## AVAILABLE DATA
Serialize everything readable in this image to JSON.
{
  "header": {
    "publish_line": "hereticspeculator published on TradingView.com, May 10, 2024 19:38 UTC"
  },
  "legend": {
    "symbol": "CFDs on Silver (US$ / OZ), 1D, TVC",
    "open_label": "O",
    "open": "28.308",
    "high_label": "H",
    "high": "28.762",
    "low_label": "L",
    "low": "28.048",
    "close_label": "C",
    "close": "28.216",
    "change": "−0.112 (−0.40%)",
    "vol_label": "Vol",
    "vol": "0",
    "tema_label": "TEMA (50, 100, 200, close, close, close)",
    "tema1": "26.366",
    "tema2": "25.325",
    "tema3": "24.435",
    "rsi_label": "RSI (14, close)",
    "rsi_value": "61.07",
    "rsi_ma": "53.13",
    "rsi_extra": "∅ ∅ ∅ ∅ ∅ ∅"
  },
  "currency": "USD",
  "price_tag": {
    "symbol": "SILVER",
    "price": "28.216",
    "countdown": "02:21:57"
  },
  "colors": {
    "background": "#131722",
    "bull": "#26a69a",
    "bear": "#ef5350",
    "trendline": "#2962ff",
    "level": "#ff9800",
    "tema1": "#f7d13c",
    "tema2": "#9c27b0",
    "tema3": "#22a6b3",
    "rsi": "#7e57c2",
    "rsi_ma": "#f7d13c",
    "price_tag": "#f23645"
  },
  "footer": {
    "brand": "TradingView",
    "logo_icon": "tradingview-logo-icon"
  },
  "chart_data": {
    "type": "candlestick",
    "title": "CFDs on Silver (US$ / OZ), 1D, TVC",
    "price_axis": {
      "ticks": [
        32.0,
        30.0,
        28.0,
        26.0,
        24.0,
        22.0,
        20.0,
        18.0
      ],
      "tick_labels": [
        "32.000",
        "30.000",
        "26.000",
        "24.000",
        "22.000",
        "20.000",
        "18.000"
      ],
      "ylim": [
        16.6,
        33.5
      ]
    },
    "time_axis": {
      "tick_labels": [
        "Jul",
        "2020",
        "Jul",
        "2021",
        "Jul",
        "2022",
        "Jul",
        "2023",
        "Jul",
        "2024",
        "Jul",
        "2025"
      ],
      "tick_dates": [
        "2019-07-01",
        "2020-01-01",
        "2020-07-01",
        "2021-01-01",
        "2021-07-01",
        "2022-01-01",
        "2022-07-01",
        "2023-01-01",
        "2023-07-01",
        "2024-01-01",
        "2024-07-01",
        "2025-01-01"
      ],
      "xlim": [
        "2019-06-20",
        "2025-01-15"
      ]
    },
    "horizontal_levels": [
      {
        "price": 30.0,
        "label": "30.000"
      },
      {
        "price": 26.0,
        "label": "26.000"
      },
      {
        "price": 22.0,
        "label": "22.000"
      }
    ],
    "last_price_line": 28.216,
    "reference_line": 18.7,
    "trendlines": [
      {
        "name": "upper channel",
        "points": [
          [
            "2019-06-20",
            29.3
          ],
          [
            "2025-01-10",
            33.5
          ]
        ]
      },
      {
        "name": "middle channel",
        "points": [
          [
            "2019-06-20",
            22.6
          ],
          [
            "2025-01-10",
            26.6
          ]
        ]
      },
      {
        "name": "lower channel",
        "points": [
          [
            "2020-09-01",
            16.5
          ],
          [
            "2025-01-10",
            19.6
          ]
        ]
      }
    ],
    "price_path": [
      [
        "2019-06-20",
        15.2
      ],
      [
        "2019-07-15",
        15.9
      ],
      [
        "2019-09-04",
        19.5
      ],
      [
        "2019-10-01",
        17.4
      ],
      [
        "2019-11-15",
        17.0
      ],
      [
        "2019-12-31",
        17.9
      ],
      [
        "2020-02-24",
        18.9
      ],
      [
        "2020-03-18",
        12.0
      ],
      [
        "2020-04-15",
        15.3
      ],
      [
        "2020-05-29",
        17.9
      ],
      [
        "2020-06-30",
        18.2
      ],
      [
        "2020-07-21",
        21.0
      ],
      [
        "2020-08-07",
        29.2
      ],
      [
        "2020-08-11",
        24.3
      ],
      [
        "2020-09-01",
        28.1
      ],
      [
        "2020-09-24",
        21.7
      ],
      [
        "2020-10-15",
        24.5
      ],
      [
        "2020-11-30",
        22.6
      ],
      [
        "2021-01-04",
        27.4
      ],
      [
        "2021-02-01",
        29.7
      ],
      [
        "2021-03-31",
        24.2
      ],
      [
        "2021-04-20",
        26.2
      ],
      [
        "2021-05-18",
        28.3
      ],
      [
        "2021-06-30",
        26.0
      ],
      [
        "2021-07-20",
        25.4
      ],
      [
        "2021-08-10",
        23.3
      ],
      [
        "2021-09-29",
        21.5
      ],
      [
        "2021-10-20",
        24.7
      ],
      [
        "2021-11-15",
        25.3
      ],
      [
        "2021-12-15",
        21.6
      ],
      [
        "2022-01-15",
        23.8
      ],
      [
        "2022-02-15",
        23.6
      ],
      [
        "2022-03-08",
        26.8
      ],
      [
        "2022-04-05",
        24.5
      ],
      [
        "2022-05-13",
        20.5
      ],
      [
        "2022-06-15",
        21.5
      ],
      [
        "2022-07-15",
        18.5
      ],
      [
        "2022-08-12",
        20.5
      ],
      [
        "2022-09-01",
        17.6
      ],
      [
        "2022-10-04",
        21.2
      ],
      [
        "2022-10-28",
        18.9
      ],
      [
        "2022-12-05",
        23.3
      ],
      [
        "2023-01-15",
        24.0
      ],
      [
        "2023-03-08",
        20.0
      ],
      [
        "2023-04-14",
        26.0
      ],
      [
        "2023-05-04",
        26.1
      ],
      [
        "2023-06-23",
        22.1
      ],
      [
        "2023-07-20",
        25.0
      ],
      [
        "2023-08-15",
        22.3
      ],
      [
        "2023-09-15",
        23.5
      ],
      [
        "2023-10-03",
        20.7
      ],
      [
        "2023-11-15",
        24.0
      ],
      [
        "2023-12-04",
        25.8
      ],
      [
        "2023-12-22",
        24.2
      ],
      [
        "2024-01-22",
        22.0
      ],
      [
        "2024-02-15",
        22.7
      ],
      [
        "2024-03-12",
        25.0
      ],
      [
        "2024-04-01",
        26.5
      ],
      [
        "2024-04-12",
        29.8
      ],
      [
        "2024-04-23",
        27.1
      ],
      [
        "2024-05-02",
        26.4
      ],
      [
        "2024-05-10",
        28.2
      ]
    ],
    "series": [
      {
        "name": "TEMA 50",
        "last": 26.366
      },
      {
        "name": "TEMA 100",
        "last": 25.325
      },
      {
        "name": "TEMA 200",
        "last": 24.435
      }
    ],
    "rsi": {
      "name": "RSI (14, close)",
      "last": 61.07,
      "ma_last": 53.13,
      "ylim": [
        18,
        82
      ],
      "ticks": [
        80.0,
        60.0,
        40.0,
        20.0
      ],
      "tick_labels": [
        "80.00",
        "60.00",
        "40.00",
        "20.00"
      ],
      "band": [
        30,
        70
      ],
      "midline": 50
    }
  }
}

## GOAL
Output all preceding records character for character.

## EXPECTED ANSWER
Serialize everything readable in this image to JSON.
{
  "header": {
    "publish_line": "hereticspeculator published on TradingView.com, May 10, 2024 19:38 UTC"
  },
  "legend": {
    "symbol": "CFDs on Silver (US$ / OZ), 1D, TVC",
    "open_label": "O",
    "open": "28.308",
    "high_label": "H",
    "high": "28.762",
    "low_label": "L",
    "low": "28.048",
    "close_label": "C",
    "close": "28.216",
    "change": "−0.112 (−0.40%)",
    "vol_label": "Vol",
    "vol": "0",
    "tema_label": "TEMA (50, 100, 200, close, close, close)",
    "tema1": "26.366",
    "tema2": "25.325",
    "tema3": "24.435",
    "rsi_label": "RSI (14, close)",
    "rsi_value": "61.07",
    "rsi_ma": "53.13",
    "rsi_extra": "∅ ∅ ∅ ∅ ∅ ∅"
  },
  "currency": "USD",
  "price_tag": {
    "symbol": "SILVER",
    "price": "28.216",
    "countdown": "02:21:57"
  },
  "colors": {
    "background": "#131722",
    "bull": "#26a69a",
    "bear": "#ef5350",
    "trendline": "#2962ff",
    "level": "#ff9800",
    "tema1": "#f7d13c",
    "tema2": "#9c27b0",
    "tema3": "#22a6b3",
    "rsi": "#7e57c2",
    "rsi_ma": "#f7d13c",
    "price_tag": "#f23645"
  },
  "footer": {
    "brand": "TradingView",
    "logo_icon": "tradingview-logo-icon"
  },
  "chart_data": {
    "type": "candlestick",
    "title": "CFDs on Silver (US$ / OZ), 1D, TVC",
    "price_axis": {
      "ticks": [
        32.0,
        30.0,
        28.0,
        26.0,
        24.0,
        22.0,
        20.0,
        18.0
      ],
      "tick_labels": [
        "32.000",
        "30.000",
        "26.000",
        "24.000",
        "22.000",
        "20.000",
        "18.000"
      ],
      "ylim": [
        16.6,
        33.5
      ]
    },
    "time_axis": {
      "tick_labels": [
        "Jul",
        "2020",
        "Jul",
        "2021",
        "Jul",
        "2022",
        "Jul",
        "2023",
        "Jul",
        "2024",
        "Jul",
        "2025"
      ],
      "tick_dates": [
        "2019-07-01",
        "2020-01-01",
        "2020-07-01",
        "2021-01-01",
        "2021-07-01",
        "2022-01-01",
        "2022-07-01",
        "2023-01-01",
        "2023-07-01",
        "2024-01-01",
        "2024-07-01",
        "2025-01-01"
      ],
      "xlim": [
        "2019-06-20",
        "2025-01-15"
      ]
    },
    "horizontal_levels": [
      {
        "price": 30.0,
        "label": "30.000"
      },
      {
        "price": 26.0,
        "label": "26.000"
      },
      {
        "price": 22.0,
        "label": "22.000"
      }
    ],
    "last_price_line": 28.216,
    "reference_line": 18.7,
    "trendlines": [
      {
        "name": "upper channel",
        "points": [
          [
            "2019-06-20",
            29.3
          ],
          [
            "2025-01-10",
            33.5
          ]
        ]
      },
      {
        "name": "middle channel",
        "points": [
          [
            "2019-06-20",
            22.6
          ],
          [
            "2025-01-10",
            26.6
          ]
        ]
      },
      {
        "name": "lower channel",
        "points": [
          [
            "2020-09-01",
            16.5
          ],
          [
            "2025-01-10",
            19.6
          ]
        ]
      }
    ],
    "price_path": [
      [
        "2019-06-20",
        15.2
      ],
      [
        "2019-07-15",
        15.9
      ],
      [
        "2019-09-04",
        19.5
      ],
      [
        "2019-10-01",
        17.4
      ],
      [
        "2019-11-15",
        17.0
      ],
      [
        "2019-12-31",
        17.9
      ],
      [
        "2020-02-24",
        18.9
      ],
      [
        "2020-03-18",
        12.0
      ],
      [
        "2020-04-15",
        15.3
      ],
      [
        "2020-05-29",
        17.9
      ],
      [
        "2020-06-30",
        18.2
      ],
      [
        "2020-07-21",
        21.0
      ],
      [
        "2020-08-07",
        29.2
      ],
      [
        "2020-08-11",
        24.3
      ],
      [
        "2020-09-01",
        28.1
      ],
      [
        "2020-09-24",
        21.7
      ],
      [
        "2020-10-15",
        24.5
      ],
      [
        "2020-11-30",
        22.6
      ],
      [
        "2021-01-04",
        27.4
      ],
      [
        "2021-02-01",
        29.7
      ],
      [
        "2021-03-31",
        24.2
      ],
      [
        "2021-04-20",
        26.2
      ],
      [
        "2021-05-18",
        28.3
      ],
      [
        "2021-06-30",
        26.0
      ],
      [
        "2021-07-20",
        25.4
      ],
      [
        "2021-08-10",
        23.3
      ],
      [
        "2021-09-29",
        21.5
      ],
      [
        "2021-10-20",
        24.7
      ],
      [
        "2021-11-15",
        25.3
      ],
      [
        "2021-12-15",
        21.6
      ],
      [
        "2022-01-15",
        23.8
      ],
      [
        "2022-02-15",
        23.6
      ],
      [
        "2022-03-08",
        26.8
      ],
      [
        "2022-04-05",
        24.5
      ],
      [
        "2022-05-13",
        20.5
      ],
      [
        "2022-06-15",
        21.5
      ],
      [
        "2022-07-15",
        18.5
      ],
      [
        "2022-08-12",
        20.5
      ],
      [
        "2022-09-01",
        17.6
      ],
      [
        "2022-10-04",
        21.2
      ],
      [
        "2022-10-28",
        18.9
      ],
      [
        "2022-12-05",
        23.3
      ],
      [
        "2023-01-15",
        24.0
      ],
      [
        "2023-03-08",
        20.0
      ],
      [
        "2023-04-14",
        26.0
      ],
      [
        "2023-05-04",
        26.1
      ],
      [
        "2023-06-23",
        22.1
      ],
      [
        "2023-07-20",
        25.0
      ],
      [
        "2023-08-15",
        22.3
      ],
      [
        "2023-09-15",
        23.5
      ],
      [
        "2023-10-03",
        20.7
      ],
      [
        "2023-11-15",
        24.0
      ],
      [
        "2023-12-04",
        25.8
      ],
      [
        "2023-12-22",
        24.2
      ],
      [
        "2024-01-22",
        22.0
      ],
      [
        "2024-02-15",
        22.7
      ],
      [
        "2024-03-12",
        25.0
      ],
      [
        "2024-04-01",
        26.5
      ],
      [
        "2024-04-12",
        29.8
      ],
      [
        "2024-04-23",
        27.1
      ],
      [
        "2024-05-02",
        26.4
      ],
      [
        "2024-05-10",
        28.2
      ]
    ],
    "series": [
      {
        "name": "TEMA 50",
        "last": 26.366
      },
      {
        "name": "TEMA 100",
        "last": 25.325
      },
      {
        "name": "TEMA 200",
        "last": 24.435
      }
    ],
    "rsi": {
      "name": "RSI (14, close)",
      "last": 61.07,
      "ma_last": 53.13,
      "ylim": [
        18,
        82
      ],
      "ticks": [
        80.0,
        60.0,
        40.0,
        20.0
      ],
      "tick_labels": [
        "80.00",
        "60.00",
        "40.00",
        "20.00"
      ],
      "band": [
        30,
        70
      ],
      "midline": 50
    }
  }
}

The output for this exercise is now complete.